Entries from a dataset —

______________________________

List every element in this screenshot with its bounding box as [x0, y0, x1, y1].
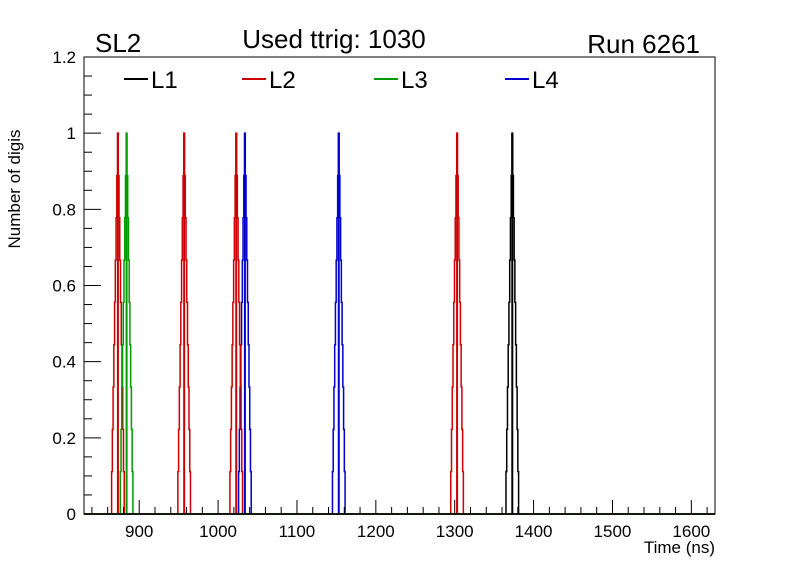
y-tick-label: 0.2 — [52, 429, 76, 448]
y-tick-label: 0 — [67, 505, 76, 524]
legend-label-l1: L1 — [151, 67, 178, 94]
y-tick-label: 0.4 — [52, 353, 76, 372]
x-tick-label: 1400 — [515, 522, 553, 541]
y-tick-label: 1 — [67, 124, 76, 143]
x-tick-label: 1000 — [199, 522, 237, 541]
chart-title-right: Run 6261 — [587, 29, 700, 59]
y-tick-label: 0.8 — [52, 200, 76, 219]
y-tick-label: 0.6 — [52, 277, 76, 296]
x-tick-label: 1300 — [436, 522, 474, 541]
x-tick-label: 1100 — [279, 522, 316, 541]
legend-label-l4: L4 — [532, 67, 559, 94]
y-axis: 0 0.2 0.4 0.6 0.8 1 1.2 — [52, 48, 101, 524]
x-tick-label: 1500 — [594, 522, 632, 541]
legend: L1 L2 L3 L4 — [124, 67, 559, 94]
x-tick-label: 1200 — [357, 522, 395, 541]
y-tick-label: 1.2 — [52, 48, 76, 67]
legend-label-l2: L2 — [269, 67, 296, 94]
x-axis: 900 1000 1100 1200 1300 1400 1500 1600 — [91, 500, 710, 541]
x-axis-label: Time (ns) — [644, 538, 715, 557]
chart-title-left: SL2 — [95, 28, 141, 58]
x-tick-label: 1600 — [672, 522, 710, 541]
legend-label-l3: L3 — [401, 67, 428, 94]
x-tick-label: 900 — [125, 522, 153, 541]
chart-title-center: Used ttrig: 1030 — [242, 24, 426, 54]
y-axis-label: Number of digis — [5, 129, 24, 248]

______________________________

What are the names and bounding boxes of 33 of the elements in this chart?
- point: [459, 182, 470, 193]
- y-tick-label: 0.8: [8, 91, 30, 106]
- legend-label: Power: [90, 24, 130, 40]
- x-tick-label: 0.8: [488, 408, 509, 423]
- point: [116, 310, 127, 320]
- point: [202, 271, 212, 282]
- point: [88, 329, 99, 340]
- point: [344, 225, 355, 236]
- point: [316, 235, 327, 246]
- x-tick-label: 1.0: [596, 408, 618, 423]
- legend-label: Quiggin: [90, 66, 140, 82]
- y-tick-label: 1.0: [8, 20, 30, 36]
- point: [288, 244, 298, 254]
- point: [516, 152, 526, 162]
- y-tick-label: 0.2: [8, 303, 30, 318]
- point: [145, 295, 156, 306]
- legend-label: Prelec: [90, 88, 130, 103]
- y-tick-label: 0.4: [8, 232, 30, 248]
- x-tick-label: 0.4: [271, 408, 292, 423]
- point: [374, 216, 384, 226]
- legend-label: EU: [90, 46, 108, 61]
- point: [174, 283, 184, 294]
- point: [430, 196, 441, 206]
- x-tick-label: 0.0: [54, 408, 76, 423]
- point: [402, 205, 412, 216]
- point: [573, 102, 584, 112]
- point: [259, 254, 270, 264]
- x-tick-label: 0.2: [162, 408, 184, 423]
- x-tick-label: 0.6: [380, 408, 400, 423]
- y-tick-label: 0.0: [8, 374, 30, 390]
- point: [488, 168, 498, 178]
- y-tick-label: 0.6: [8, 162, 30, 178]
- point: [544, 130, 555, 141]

______________________________

Count the lines in the records above that contain the string "chart". Give only the number.

4